start

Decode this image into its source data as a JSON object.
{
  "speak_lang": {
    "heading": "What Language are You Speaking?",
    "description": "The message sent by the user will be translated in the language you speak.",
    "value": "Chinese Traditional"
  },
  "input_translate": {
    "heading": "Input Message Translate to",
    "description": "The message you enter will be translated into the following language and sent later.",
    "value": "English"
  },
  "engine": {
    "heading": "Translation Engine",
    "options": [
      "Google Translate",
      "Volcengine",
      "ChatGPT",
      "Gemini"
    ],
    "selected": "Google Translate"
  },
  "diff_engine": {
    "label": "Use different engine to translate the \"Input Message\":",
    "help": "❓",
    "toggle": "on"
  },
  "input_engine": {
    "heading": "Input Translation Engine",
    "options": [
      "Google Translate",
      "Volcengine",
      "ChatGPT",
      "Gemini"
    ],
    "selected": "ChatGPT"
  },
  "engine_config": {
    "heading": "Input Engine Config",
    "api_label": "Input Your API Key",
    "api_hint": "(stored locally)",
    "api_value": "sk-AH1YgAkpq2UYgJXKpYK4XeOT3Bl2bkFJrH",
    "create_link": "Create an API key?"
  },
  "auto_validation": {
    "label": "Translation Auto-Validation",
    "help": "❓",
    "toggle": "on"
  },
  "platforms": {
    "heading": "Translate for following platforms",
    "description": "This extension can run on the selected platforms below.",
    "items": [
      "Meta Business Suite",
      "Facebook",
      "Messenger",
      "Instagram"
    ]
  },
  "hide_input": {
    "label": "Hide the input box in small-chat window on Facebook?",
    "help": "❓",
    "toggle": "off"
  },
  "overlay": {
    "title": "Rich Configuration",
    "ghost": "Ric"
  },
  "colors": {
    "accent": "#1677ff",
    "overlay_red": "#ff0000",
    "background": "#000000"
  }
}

end

Problem description: Give the records above again, word for word.

Response to the exercise:
Decode this image into its source data as a JSON object.
{
  "speak_lang": {
    "heading": "What Language are You Speaking?",
    "description": "The message sent by the user will be translated in the language you speak.",
    "value": "Chinese Traditional"
  },
  "input_translate": {
    "heading": "Input Message Translate to",
    "description": "The message you enter will be translated into the following language and sent later.",
    "value": "English"
  },
  "engine": {
    "heading": "Translation Engine",
    "options": [
      "Google Translate",
      "Volcengine",
      "ChatGPT",
      "Gemini"
    ],
    "selected": "Google Translate"
  },
  "diff_engine": {
    "label": "Use different engine to translate the \"Input Message\":",
    "help": "❓",
    "toggle": "on"
  },
  "input_engine": {
    "heading": "Input Translation Engine",
    "options": [
      "Google Translate",
      "Volcengine",
      "ChatGPT",
      "Gemini"
    ],
    "selected": "ChatGPT"
  },
  "engine_config": {
    "heading": "Input Engine Config",
    "api_label": "Input Your API Key",
    "api_hint": "(stored locally)",
    "api_value": "sk-AH1YgAkpq2UYgJXKpYK4XeOT3Bl2bkFJrH",
    "create_link": "Create an API key?"
  },
  "auto_validation": {
    "label": "Translation Auto-Validation",
    "help": "❓",
    "toggle": "on"
  },
  "platforms": {
    "heading": "Translate for following platforms",
    "description": "This extension can run on the selected platforms below.",
    "items": [
      "Meta Business Suite",
      "Facebook",
      "Messenger",
      "Instagram"
    ]
  },
  "hide_input": {
    "label": "Hide the input box in small-chat window on Facebook?",
    "help": "❓",
    "toggle": "off"
  },
  "overlay": {
    "title": "Rich Configuration",
    "ghost": "Ric"
  },
  "colors": {
    "accent": "#1677ff",
    "overlay_red": "#ff0000",
    "background": "#000000"
  }
}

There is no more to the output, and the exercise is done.